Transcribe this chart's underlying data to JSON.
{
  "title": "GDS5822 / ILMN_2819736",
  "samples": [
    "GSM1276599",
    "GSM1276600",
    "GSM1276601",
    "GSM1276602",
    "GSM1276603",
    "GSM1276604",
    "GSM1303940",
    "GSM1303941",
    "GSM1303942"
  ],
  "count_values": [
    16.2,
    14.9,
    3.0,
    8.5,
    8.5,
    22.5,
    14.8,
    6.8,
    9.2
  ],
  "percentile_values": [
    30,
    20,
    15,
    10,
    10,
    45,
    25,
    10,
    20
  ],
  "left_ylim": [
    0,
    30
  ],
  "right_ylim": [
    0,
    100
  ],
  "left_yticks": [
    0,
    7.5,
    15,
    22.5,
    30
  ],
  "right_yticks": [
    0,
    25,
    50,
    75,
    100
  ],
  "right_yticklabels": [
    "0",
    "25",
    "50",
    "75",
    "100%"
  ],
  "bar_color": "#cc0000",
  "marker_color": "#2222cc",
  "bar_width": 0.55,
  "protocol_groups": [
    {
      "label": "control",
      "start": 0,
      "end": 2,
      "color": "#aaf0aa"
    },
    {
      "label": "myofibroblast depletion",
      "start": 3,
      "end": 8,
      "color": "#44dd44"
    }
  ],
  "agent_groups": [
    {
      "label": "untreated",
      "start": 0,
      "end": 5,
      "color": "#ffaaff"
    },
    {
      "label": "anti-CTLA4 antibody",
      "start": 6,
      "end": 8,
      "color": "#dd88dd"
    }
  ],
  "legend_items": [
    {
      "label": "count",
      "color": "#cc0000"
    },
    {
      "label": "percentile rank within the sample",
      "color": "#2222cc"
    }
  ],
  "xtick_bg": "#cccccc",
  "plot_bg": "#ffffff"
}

_ _ _ _

* [YOUR OBJECTIVE] Could you copy out all of the records above exactly?

* [RESULT OF THIS EXERCISE]
Transcribe this chart's underlying data to JSON.
{
  "title": "GDS5822 / ILMN_2819736",
  "samples": [
    "GSM1276599",
    "GSM1276600",
    "GSM1276601",
    "GSM1276602",
    "GSM1276603",
    "GSM1276604",
    "GSM1303940",
    "GSM1303941",
    "GSM1303942"
  ],
  "count_values": [
    16.2,
    14.9,
    3.0,
    8.5,
    8.5,
    22.5,
    14.8,
    6.8,
    9.2
  ],
  "percentile_values": [
    30,
    20,
    15,
    10,
    10,
    45,
    25,
    10,
    20
  ],
  "left_ylim": [
    0,
    30
  ],
  "right_ylim": [
    0,
    100
  ],
  "left_yticks": [
    0,
    7.5,
    15,
    22.5,
    30
  ],
  "right_yticks": [
    0,
    25,
    50,
    75,
    100
  ],
  "right_yticklabels": [
    "0",
    "25",
    "50",
    "75",
    "100%"
  ],
  "bar_color": "#cc0000",
  "marker_color": "#2222cc",
  "bar_width": 0.55,
  "protocol_groups": [
    {
      "label": "control",
      "start": 0,
      "end": 2,
      "color": "#aaf0aa"
    },
    {
      "label": "myofibroblast depletion",
      "start": 3,
      "end": 8,
      "color": "#44dd44"
    }
  ],
  "agent_groups": [
    {
      "label": "untreated",
      "start": 0,
      "end": 5,
      "color": "#ffaaff"
    },
    {
      "label": "anti-CTLA4 antibody",
      "start": 6,
      "end": 8,
      "color": "#dd88dd"
    }
  ],
  "legend_items": [
    {
      "label": "count",
      "color": "#cc0000"
    },
    {
      "label": "percentile rank within the sample",
      "color": "#2222cc"
    }
  ],
  "xtick_bg": "#cccccc",
  "plot_bg": "#ffffff"
}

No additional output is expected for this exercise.